▶
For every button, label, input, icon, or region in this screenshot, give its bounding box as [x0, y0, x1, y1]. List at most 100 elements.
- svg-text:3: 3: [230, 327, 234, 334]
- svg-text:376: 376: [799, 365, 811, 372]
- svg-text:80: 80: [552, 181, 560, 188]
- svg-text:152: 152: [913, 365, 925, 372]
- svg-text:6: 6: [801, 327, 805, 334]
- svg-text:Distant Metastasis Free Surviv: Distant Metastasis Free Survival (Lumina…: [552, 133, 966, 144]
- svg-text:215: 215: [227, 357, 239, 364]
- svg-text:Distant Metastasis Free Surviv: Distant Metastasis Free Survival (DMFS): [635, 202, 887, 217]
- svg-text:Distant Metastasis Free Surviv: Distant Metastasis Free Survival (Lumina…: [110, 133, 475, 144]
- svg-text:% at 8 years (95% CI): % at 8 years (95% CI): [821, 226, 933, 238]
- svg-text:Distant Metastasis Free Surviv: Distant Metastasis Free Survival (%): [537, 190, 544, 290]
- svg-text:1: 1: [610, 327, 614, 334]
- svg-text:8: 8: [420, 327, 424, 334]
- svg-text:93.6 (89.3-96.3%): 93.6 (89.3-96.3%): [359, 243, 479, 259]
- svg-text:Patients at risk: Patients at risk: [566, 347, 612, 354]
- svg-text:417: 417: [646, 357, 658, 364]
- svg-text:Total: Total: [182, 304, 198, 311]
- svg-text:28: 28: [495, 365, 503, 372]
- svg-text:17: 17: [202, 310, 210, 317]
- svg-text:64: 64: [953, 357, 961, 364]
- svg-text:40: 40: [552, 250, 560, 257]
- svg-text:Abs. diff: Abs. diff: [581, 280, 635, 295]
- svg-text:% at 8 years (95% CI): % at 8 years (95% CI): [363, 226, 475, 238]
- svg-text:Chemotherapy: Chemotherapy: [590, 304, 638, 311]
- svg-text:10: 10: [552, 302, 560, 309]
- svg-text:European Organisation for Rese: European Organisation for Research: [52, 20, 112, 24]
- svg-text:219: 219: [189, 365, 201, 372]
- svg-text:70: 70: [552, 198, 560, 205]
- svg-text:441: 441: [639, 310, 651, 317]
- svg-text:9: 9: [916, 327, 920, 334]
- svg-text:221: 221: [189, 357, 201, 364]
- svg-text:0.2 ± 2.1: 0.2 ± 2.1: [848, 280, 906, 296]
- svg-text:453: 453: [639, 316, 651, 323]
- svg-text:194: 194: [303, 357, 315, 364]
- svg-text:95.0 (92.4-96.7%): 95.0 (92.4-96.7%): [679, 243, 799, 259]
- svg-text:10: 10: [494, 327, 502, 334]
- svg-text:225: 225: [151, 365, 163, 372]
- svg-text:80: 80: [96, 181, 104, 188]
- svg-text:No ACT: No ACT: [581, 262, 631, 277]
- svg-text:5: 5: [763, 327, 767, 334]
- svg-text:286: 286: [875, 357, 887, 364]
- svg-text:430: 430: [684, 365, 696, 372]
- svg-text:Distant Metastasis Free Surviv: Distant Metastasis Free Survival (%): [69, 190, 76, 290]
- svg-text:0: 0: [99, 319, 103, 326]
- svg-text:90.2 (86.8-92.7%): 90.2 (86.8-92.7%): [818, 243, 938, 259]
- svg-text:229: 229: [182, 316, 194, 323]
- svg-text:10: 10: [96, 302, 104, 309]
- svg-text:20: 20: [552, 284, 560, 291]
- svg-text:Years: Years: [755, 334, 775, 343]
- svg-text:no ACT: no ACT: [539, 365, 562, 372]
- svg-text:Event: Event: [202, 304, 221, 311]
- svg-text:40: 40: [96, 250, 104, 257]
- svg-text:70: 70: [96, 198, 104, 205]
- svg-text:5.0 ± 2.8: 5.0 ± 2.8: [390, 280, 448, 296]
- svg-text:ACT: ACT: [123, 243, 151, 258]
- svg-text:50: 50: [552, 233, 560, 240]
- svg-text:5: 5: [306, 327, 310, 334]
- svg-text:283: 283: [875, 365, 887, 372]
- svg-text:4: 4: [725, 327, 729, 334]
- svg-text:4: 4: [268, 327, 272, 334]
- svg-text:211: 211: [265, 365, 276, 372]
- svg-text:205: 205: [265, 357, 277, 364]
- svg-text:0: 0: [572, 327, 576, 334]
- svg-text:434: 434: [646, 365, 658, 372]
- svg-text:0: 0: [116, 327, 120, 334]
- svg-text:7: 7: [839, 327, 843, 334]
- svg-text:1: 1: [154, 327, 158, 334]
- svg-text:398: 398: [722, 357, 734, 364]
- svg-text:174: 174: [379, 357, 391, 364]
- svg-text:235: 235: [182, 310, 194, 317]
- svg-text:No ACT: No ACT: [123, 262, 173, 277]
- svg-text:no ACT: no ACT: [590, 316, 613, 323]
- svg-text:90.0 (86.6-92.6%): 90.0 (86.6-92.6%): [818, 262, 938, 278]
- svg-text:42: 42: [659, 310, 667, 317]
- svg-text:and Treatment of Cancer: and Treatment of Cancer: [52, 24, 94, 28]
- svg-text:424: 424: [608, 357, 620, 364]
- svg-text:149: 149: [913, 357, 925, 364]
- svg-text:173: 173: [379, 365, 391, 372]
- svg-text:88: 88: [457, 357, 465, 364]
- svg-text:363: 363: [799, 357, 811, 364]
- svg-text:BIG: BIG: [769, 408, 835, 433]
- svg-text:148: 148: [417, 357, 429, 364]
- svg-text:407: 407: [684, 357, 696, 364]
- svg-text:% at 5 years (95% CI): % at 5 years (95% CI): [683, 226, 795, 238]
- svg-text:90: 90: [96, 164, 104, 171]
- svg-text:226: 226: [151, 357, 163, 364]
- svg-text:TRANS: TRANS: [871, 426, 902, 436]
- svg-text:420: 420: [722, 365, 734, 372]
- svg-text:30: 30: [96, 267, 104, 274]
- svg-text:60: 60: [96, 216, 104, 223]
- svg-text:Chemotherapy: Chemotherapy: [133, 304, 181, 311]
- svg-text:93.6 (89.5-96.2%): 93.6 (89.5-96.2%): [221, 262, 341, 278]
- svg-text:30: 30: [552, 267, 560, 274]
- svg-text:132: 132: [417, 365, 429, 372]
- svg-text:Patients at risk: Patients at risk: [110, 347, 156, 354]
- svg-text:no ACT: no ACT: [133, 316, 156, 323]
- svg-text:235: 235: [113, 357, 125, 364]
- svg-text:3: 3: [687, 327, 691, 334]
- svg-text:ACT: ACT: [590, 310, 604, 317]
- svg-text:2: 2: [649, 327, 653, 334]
◀
◆ **What is expected**:
If a line of the material contains the word "Patients", pick it out and copy it.

◆ **Answer box**:
- svg-text:Patients at risk: Patients at risk: [566, 347, 612, 354]
- svg-text:Patients at risk: Patients at risk: [110, 347, 156, 354]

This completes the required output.